Written problem:
Search the data for the string "this" and extract every line where it appears.

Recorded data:
------------------------------
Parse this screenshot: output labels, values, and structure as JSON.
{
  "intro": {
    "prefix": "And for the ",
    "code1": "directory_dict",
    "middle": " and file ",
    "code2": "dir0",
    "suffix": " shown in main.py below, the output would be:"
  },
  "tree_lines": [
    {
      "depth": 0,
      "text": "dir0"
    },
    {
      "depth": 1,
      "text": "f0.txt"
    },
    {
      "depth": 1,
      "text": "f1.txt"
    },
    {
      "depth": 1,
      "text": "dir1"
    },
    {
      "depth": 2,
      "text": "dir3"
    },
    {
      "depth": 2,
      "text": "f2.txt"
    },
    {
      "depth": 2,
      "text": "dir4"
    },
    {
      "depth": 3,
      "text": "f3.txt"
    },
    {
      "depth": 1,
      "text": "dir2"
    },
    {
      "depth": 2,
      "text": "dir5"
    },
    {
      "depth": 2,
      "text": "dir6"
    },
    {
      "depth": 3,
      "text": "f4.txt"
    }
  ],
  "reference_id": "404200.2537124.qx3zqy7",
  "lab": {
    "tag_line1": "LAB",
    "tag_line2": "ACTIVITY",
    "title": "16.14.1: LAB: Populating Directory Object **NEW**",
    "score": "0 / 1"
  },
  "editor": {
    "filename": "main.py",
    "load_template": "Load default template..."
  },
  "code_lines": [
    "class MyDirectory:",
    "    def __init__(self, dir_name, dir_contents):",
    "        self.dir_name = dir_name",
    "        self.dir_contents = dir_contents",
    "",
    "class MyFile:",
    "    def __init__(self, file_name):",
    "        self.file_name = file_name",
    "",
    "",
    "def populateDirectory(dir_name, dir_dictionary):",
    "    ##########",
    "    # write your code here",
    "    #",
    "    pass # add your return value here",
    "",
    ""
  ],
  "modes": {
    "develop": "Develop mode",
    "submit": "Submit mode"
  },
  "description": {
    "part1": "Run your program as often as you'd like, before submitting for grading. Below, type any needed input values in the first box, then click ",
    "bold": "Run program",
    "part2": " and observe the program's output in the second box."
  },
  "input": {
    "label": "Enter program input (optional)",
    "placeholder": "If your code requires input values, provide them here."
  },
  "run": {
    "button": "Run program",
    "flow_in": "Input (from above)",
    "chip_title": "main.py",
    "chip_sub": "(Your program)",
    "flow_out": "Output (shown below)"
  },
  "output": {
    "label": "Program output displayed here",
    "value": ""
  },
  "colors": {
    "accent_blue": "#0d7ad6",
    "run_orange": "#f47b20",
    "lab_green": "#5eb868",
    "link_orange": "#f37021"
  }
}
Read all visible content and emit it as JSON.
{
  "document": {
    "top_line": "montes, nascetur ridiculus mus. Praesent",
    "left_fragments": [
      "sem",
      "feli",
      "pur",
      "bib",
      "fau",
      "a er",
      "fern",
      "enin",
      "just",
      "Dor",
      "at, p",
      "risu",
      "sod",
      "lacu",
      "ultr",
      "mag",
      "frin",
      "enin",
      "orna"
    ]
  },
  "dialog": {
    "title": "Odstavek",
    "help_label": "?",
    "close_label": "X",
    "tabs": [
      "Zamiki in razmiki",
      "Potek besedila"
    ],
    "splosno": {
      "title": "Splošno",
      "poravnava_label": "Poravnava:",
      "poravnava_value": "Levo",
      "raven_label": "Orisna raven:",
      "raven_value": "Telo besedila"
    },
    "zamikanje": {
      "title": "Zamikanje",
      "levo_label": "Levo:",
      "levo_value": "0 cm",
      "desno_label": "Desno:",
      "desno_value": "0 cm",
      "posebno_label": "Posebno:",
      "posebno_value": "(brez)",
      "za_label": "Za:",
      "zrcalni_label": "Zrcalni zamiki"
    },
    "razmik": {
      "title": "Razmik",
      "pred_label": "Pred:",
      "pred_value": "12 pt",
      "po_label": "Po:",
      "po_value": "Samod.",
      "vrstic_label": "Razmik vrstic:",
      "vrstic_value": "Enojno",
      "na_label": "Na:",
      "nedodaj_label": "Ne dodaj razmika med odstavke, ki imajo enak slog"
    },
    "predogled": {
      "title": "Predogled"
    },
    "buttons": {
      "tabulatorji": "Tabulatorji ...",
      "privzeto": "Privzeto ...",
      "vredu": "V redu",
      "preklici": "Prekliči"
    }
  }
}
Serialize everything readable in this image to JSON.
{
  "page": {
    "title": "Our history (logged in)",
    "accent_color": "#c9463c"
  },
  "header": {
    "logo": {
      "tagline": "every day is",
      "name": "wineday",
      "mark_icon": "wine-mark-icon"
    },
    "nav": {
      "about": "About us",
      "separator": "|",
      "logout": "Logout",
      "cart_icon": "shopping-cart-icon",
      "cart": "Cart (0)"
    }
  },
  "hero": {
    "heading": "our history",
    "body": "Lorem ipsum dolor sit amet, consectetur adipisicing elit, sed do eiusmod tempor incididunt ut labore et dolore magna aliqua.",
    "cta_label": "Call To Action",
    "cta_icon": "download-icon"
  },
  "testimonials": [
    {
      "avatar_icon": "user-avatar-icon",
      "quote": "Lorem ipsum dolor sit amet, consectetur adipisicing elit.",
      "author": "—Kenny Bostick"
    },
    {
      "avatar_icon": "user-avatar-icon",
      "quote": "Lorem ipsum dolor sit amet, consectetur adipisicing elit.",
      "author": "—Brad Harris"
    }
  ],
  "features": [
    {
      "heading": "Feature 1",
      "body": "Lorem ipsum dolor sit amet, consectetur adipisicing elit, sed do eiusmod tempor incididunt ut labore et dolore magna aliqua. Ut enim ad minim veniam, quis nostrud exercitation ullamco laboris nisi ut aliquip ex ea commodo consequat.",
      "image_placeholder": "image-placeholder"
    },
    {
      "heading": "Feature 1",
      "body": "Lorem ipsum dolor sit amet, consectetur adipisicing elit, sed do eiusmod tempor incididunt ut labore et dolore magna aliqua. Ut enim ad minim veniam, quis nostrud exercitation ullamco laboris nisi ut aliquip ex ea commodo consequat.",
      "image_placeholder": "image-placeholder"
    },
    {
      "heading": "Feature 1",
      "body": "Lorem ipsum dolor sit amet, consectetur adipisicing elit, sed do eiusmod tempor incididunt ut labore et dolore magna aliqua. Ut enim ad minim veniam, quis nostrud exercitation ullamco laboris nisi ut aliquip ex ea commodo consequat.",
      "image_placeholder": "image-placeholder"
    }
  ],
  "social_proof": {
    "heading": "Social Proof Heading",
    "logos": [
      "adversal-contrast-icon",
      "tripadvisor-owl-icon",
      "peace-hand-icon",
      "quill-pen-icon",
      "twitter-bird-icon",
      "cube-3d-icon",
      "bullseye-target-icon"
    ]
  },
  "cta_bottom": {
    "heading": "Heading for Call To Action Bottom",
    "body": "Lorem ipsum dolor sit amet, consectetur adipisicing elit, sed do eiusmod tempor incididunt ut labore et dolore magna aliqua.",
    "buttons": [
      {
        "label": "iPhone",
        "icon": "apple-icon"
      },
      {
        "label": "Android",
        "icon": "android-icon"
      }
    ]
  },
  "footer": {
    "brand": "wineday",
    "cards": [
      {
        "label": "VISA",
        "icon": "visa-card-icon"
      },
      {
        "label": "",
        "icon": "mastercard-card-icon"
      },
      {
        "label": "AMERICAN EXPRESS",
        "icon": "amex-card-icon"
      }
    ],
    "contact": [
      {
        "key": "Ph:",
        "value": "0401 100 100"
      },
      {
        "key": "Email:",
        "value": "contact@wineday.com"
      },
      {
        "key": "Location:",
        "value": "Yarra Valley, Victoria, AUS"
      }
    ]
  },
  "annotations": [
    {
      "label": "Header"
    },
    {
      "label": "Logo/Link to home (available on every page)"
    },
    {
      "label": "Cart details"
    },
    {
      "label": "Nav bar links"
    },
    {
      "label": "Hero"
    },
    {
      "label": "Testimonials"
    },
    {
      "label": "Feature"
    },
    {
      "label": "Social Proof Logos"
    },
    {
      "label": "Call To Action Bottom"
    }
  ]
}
------------------------------
Task solution:
Parse this screenshot: output labels, values, and structure as JSON.
Serialize everything readable in this image to JSON.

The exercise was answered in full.